(Stored items)
+ + + +

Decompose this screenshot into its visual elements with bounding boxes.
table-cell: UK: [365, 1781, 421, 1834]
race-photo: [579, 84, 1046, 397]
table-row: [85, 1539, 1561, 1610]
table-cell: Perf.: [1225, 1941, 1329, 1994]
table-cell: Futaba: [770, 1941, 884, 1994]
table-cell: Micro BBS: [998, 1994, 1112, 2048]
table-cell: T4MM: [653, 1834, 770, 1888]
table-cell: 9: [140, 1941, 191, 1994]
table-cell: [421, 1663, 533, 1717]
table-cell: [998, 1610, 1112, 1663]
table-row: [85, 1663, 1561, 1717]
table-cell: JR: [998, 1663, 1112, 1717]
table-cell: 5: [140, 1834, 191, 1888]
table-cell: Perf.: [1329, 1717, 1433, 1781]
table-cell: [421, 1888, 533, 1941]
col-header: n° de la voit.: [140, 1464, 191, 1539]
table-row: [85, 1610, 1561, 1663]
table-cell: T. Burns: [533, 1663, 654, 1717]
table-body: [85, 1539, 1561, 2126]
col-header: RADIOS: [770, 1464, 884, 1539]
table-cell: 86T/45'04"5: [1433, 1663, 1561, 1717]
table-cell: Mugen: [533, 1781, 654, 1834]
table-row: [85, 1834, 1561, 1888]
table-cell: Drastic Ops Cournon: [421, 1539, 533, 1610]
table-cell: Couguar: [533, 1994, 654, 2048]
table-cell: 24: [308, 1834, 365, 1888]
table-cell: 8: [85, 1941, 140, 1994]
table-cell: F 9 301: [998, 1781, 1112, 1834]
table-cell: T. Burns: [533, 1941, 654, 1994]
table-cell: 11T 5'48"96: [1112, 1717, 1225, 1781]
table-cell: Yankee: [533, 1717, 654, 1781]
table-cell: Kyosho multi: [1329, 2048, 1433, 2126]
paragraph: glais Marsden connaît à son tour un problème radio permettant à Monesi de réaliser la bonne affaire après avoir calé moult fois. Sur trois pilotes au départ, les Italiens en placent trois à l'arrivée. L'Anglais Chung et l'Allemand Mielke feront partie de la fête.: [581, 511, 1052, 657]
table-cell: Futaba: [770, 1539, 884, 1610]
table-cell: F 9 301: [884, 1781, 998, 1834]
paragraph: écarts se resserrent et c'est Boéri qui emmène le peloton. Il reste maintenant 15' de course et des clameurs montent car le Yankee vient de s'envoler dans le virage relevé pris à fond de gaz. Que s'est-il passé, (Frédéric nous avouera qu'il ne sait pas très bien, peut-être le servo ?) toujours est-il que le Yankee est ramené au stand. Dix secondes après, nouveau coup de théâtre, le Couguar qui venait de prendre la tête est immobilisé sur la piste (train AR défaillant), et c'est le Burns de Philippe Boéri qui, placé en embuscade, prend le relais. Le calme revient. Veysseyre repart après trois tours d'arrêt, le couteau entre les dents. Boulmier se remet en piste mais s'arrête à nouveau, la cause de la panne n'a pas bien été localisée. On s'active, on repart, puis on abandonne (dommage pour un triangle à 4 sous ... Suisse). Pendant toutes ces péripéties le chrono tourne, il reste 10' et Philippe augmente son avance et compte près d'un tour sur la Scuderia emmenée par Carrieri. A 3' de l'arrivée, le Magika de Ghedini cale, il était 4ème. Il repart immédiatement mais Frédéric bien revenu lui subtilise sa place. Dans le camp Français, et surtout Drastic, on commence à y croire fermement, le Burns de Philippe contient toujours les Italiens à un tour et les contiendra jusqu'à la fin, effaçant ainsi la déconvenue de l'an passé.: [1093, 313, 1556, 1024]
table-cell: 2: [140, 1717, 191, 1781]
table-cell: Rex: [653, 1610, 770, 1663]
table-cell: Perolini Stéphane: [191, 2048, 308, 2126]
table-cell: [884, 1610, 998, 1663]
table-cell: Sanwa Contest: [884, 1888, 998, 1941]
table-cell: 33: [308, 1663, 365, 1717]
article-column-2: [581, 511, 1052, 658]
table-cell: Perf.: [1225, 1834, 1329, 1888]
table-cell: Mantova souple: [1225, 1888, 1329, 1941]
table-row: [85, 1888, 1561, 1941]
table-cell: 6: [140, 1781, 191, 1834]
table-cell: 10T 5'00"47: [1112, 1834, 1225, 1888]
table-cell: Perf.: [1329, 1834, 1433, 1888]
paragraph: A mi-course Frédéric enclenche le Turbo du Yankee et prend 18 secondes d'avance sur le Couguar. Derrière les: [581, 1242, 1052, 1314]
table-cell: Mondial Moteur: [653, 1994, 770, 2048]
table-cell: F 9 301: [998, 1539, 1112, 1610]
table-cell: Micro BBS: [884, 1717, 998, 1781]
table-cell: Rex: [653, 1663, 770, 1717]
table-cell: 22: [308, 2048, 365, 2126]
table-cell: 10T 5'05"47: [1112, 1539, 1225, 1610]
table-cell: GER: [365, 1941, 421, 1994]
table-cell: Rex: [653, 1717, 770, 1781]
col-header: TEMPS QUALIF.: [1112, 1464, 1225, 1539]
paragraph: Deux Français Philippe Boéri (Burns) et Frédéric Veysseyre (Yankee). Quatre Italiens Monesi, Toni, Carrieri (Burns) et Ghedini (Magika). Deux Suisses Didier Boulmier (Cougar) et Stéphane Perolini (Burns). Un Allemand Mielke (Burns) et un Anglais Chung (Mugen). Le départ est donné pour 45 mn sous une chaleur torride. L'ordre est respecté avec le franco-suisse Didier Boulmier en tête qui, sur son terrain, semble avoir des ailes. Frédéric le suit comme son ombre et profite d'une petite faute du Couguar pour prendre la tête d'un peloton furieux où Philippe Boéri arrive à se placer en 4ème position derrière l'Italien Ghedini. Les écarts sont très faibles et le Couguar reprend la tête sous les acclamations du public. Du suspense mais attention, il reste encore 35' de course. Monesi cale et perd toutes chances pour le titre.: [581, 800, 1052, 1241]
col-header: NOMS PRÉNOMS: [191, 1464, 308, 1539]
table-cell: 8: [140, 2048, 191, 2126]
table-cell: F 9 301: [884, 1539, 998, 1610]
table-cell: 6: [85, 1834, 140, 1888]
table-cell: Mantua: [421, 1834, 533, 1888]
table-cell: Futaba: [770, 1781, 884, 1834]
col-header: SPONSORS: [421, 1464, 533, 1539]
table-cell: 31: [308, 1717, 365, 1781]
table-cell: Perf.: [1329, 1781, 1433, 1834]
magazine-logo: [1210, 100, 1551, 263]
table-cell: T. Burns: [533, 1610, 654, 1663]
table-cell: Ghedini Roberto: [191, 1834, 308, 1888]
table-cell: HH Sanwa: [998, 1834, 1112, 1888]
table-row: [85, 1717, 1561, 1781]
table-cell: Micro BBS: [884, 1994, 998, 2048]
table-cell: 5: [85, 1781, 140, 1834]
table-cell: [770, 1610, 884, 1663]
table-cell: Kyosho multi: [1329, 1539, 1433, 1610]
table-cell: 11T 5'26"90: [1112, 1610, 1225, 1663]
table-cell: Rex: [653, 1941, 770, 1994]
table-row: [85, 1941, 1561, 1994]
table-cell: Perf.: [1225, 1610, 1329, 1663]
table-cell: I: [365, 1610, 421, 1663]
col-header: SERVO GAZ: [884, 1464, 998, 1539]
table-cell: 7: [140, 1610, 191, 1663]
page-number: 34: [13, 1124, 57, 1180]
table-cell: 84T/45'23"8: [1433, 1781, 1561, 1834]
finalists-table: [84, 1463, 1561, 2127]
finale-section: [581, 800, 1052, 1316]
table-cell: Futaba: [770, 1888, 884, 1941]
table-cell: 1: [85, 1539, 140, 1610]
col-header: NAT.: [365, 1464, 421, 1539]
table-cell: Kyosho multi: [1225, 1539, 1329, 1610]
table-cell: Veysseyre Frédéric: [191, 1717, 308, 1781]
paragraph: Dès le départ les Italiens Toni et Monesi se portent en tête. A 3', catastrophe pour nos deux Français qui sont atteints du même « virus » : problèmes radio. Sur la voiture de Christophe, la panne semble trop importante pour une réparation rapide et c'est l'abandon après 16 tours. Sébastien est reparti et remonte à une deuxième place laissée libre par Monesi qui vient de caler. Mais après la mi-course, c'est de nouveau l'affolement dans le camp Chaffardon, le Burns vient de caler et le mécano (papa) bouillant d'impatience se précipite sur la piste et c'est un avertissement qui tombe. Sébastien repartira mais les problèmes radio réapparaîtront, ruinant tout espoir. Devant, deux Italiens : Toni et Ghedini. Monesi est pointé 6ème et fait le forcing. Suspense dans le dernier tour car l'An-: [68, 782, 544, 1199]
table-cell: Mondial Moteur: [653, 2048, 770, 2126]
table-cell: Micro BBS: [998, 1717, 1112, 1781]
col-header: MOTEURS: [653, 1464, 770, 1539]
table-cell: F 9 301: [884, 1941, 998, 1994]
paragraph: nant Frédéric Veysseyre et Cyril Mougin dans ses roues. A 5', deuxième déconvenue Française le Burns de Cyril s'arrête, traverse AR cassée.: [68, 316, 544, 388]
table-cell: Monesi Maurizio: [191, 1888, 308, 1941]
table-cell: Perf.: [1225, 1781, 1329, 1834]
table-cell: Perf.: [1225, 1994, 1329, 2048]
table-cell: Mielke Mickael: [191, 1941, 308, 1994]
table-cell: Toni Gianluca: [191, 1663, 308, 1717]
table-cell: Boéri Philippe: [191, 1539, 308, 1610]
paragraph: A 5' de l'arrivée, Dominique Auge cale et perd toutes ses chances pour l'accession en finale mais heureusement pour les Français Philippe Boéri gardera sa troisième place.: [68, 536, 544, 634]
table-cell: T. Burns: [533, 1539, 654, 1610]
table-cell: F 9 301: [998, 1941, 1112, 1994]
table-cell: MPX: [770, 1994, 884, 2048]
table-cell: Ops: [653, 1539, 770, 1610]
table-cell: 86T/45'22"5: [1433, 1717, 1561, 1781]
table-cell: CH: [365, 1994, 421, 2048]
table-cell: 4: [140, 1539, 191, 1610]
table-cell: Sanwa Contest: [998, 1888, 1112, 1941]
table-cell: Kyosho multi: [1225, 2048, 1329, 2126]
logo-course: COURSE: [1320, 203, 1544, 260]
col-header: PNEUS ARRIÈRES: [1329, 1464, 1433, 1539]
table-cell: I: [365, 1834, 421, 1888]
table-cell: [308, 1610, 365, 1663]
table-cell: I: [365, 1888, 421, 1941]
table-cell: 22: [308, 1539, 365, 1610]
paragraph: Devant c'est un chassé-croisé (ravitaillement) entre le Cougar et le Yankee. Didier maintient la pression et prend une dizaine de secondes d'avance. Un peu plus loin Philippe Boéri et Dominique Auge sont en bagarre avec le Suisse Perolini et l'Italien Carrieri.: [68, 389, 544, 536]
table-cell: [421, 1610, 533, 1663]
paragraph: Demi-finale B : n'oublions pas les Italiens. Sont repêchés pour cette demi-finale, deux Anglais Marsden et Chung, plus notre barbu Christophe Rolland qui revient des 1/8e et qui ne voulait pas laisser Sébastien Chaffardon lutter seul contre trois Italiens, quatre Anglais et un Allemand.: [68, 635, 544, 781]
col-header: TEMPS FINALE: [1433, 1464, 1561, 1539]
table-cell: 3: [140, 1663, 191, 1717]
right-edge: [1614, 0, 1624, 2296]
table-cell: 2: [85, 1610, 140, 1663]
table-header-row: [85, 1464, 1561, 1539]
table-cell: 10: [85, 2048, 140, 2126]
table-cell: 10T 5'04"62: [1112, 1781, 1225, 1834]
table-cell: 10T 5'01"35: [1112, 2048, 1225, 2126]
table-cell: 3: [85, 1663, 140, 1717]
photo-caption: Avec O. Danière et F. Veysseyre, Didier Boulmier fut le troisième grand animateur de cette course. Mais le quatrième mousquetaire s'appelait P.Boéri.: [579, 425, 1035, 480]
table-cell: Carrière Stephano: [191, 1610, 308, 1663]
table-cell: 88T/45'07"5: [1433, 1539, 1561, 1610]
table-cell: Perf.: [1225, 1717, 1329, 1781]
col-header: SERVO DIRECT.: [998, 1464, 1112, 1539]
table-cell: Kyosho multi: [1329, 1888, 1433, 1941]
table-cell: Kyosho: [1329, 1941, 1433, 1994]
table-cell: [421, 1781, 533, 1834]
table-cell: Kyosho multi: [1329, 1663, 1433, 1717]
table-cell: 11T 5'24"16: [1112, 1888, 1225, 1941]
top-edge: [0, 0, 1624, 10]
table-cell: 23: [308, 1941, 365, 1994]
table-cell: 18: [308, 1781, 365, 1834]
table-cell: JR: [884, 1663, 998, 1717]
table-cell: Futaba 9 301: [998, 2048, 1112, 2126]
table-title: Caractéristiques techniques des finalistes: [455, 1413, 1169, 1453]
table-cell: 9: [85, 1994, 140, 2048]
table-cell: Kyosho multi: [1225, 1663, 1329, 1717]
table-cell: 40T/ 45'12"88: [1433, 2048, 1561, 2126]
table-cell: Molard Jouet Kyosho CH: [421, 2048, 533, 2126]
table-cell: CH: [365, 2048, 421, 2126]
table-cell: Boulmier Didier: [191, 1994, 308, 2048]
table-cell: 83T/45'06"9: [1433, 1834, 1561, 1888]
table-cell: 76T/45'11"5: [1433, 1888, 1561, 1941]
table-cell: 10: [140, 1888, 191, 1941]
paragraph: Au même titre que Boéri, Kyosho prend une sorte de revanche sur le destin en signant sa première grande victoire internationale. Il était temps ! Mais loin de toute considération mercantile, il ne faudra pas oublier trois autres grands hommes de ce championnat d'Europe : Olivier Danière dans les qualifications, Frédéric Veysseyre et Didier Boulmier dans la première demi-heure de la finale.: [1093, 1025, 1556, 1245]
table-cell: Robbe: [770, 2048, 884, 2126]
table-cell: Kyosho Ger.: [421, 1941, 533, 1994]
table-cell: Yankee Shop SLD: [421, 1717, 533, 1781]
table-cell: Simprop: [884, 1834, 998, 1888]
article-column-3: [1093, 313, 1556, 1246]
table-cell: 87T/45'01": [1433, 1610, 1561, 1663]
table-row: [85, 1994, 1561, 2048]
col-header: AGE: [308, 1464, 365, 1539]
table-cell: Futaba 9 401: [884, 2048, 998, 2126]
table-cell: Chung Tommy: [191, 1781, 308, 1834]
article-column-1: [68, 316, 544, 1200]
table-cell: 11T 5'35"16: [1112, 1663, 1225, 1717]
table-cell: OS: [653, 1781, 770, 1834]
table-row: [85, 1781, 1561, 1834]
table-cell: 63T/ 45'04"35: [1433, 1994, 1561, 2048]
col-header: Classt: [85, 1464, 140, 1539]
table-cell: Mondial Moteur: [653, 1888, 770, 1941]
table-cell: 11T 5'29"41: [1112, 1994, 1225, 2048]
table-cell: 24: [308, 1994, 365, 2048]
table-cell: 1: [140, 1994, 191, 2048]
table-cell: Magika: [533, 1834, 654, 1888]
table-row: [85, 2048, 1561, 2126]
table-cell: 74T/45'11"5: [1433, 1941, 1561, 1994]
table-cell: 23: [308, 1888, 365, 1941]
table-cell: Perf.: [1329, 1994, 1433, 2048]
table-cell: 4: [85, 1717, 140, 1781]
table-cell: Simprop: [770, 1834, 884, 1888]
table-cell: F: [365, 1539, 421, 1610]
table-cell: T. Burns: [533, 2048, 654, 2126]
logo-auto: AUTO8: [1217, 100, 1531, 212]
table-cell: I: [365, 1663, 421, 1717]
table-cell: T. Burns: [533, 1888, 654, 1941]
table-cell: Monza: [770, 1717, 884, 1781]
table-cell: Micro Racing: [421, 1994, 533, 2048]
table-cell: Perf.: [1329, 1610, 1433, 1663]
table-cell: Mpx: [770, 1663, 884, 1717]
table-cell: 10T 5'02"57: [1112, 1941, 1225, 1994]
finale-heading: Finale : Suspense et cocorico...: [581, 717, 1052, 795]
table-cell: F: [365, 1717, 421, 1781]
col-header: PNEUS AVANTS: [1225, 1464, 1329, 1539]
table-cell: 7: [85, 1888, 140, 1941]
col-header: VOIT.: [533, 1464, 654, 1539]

+ + + +

# Problem:
Show all lines in the records above that hold "Allemand".

# Expected answer:
paragraph: glais Marsden connaît à son tour un problème radio permettant à Monesi de réaliser la bonne affaire après avoir calé moult fois. Sur trois pilotes au départ, les Italiens en placent trois à l'arrivée. L'Anglais Chung et l'Allemand Mielke feront partie de la fête.: [581, 511, 1052, 657]
paragraph: Deux Français Philippe Boéri (Burns) et Frédéric Veysseyre (Yankee). Quatre Italiens Monesi, Toni, Carrieri (Burns) et Ghedini (Magika). Deux Suisses Didier Boulmier (Cougar) et Stéphane Perolini (Burns). Un Allemand Mielke (Burns) et un Anglais Chung (Mugen). Le départ est donné pour 45 mn sous une chaleur torride. L'ordre est respecté avec le franco-suisse Didier Boulmier en tête qui, sur son terrain, semble avoir des ailes. Frédéric le suit comme son ombre et profite d'une petite faute du Couguar pour prendre la tête d'un peloton furieux où Philippe Boéri arrive à se placer en 4ème position derrière l'Italien Ghedini. Les écarts sont très faibles et le Couguar reprend la tête sous les acclamations du public. Du suspense mais attention, il reste encore 35' de course. Monesi cale et perd toutes chances pour le titre.: [581, 800, 1052, 1241]
paragraph: Demi-finale B : n'oublions pas les Italiens. Sont repêchés pour cette demi-finale, deux Anglais Marsden et Chung, plus notre barbu Christophe Rolland qui revient des 1/8e et qui ne voulait pas laisser Sébastien Chaffardon lutter seul contre trois Italiens, quatre Anglais et un Allemand.: [68, 635, 544, 781]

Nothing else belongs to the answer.